> EXCERTO
***

Em 14 de Janeiro de 1932, na sua “Tipografia União”, Tomé Adelino Vidigal compôs e imprimiu o n.º 1 do semanário “O Montemorense”, cuja primeira série durou até 31 de Dezembro de 1947. O seu corpo redactorial fundador era formado por Tomé Adelino Vidigal, Jaime Ernesto dos Reis e António Tenreiro.                                                                                                                 Posteriormente, a Tipografia União transferiu-se para o n.º 21 da Rua do Pedrão. Além do seu proprietário, trabalharam nesta gráfica, Filipe Silva, Joaquim Faria, Mário Martins (Baró), Leopoldo Gomes, Joaquim Primo, Eduardo Caldeira, António Bento Romeiras e Mário Ramalho.       
Depois do falecimento de Tomé Vidigal, ocorrido no dia 17 de Novembro de 1978 na Sessão Solene comemorativa do 64.º aniversário do GUS, a gestão da tipografia passou a ser exercida pelo seu genro, o saudoso e meu querido Amigo, Leopoldo Gomes,  recentemente falecido.

***

> REGISTOS EXTRAÍDOS
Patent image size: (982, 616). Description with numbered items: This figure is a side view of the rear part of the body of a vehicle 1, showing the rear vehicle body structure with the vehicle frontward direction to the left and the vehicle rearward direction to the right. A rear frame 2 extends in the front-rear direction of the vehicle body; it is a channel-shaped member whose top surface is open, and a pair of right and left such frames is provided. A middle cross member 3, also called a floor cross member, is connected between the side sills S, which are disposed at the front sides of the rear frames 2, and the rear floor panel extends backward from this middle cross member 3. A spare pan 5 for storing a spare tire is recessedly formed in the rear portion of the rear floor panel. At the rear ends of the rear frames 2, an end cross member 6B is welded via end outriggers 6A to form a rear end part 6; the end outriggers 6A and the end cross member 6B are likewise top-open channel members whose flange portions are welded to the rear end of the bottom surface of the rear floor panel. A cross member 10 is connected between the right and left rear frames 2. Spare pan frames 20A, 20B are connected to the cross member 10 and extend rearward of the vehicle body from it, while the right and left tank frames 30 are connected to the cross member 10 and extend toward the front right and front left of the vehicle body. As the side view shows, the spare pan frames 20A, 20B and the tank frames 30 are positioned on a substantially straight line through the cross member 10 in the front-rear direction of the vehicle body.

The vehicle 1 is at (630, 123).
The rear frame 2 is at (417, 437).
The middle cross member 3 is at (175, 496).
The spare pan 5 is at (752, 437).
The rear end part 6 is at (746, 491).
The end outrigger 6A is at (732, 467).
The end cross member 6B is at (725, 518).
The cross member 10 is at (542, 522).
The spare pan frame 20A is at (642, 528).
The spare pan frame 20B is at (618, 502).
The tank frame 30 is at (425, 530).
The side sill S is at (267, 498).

***

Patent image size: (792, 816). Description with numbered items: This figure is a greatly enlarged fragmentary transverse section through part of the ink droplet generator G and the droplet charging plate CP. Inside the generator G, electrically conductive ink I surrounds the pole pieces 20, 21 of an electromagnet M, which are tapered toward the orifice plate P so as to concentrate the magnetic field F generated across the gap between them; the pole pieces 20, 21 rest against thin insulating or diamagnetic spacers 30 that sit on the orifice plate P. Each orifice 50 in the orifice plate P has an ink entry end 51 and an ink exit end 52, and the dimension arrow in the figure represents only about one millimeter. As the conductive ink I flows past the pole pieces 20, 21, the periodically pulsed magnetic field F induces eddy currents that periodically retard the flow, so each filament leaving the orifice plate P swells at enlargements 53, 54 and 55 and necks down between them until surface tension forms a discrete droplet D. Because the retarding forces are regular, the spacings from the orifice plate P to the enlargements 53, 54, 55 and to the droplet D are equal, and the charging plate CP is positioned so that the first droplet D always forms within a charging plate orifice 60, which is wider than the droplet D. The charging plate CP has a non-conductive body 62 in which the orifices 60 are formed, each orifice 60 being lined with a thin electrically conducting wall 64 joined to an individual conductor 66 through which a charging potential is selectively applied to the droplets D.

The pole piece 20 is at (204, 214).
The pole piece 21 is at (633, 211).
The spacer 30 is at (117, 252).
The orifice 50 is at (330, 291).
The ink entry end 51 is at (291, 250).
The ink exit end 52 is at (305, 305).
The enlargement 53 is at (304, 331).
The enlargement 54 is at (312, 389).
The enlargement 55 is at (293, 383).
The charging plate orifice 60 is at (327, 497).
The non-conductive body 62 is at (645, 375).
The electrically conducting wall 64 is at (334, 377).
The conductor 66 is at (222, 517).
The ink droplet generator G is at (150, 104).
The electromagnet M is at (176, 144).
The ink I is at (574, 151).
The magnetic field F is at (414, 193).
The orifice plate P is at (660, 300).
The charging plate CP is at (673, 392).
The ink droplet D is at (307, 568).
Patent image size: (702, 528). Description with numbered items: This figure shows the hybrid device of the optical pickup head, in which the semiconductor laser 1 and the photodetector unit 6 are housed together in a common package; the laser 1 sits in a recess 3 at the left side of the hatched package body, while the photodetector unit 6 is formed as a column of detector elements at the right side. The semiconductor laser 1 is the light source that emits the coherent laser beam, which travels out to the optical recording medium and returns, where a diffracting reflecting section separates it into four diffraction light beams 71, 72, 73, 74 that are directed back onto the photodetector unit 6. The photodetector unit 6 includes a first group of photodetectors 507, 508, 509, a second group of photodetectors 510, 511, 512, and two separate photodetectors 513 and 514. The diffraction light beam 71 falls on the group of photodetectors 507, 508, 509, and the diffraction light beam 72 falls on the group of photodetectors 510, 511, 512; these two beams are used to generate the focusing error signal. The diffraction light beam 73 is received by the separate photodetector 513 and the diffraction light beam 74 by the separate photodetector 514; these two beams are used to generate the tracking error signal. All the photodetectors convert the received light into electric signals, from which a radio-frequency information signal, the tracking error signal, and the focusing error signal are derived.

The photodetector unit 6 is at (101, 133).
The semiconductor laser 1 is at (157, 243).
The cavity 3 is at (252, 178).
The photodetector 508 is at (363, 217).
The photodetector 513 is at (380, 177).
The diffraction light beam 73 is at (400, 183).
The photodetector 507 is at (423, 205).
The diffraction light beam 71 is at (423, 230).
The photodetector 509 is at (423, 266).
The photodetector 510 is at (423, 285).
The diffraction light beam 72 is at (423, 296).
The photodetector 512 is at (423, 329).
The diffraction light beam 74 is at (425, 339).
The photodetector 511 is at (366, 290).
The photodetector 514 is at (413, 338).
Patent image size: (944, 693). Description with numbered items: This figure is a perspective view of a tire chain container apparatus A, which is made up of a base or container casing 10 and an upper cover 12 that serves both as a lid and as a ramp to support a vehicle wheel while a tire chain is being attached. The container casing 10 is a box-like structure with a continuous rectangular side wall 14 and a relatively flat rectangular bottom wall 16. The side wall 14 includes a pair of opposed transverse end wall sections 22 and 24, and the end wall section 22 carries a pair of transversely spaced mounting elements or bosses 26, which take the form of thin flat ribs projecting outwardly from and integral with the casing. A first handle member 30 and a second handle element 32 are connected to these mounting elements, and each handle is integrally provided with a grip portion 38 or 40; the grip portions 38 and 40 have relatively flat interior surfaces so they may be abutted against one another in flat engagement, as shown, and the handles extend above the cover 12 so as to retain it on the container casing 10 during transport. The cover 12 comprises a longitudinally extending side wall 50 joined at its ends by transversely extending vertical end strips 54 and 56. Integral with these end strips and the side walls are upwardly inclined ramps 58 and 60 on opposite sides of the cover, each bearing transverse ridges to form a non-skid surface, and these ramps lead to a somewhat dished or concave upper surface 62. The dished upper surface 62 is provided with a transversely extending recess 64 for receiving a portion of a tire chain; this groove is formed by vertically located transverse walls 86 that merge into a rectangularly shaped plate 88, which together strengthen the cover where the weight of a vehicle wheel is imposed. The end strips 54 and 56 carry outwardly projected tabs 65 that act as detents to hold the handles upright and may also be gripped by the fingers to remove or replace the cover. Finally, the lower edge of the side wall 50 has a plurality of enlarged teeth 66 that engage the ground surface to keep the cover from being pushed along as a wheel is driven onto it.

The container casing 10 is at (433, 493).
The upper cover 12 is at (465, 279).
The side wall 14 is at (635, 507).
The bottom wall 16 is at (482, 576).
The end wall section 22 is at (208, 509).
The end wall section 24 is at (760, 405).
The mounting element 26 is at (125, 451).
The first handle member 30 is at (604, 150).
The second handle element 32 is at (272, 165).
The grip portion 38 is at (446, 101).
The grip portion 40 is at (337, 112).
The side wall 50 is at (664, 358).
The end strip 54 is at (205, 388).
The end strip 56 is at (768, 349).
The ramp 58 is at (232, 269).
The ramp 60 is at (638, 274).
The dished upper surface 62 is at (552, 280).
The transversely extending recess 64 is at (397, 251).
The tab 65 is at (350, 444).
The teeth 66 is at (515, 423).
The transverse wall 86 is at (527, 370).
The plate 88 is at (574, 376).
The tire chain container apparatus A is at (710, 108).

***

> TAREFAS
1. Segundo o excerto sobre a Tipografia União, para onde se transferiu posteriormente a tipografia?
2. Retome o excerto sobre a Tipografia União a partir do ponto em que termina.

> RESPOSTAS ÀS TAREFAS
1. Para o n.º 21 da Rua do Pedrão.

2.
Circunstâncias várias, falecimento da mulher e da filha, levaram o Leopoldo a cessar a actividade. Na sequência desta decisão, os herdeiros de Tomé Vidigal decidiram trespassar a centenária tipografia para o único funcionário – Mário Francisco Ramalho. Numa recente deslocação a um supermercado da cidade, encontrei o simpático Mário Ramalho, “Marinho” para os amigos. Depois dos cumprimentos que a actual situação epidémica exige – manter o distanciamento social, perguntei-lhe: De férias forçadas?                                   
Antes fosse, respondeu-me. Motivos imprevistos levaram-me a encerrar a centenária Tipografia União.                                                                 
Não me diga, e a maquinaria?                                                                                     
Com umas lágrimas nos olhos, disse-me: fui forçado a vende-la para o ferro-velho. A offset, a impressora manual, a guilhotina e a prensa entre outras, autênticas peças de museu, que o amigo Augusto também conheceu, saíram de lá aos pedaços! Ainda tentei junto da Câmara Municipal tentar salvar o referido equipamento. Falei com a Senhora Presidente, antes de entregar as chaves ao senhorio, para que a autarquia ficasse com as velhas máquinas, mas infelizmente remeteram-se ao silêncio. Não queria nada em troca, apenas que este histórico equipamento fosse colocado na Biblioteca Municipal, no Arquivo Municipal, na Oficina da Criança, ou noutro local qualquer. Não era preferível as máquinas ficarem em exposição para memória futura? Amigo Mário, estou completamente de acordo consigo, pois já o Padre António Vieira (1608 – 1697) dizia:   "Se no passado se vê o futuro, e no futuro se vê o passado, segue-se que no passado e no futuro se vê o presente, porque o presente é futuro do passado, e o mesmo presente é o passado do futuro".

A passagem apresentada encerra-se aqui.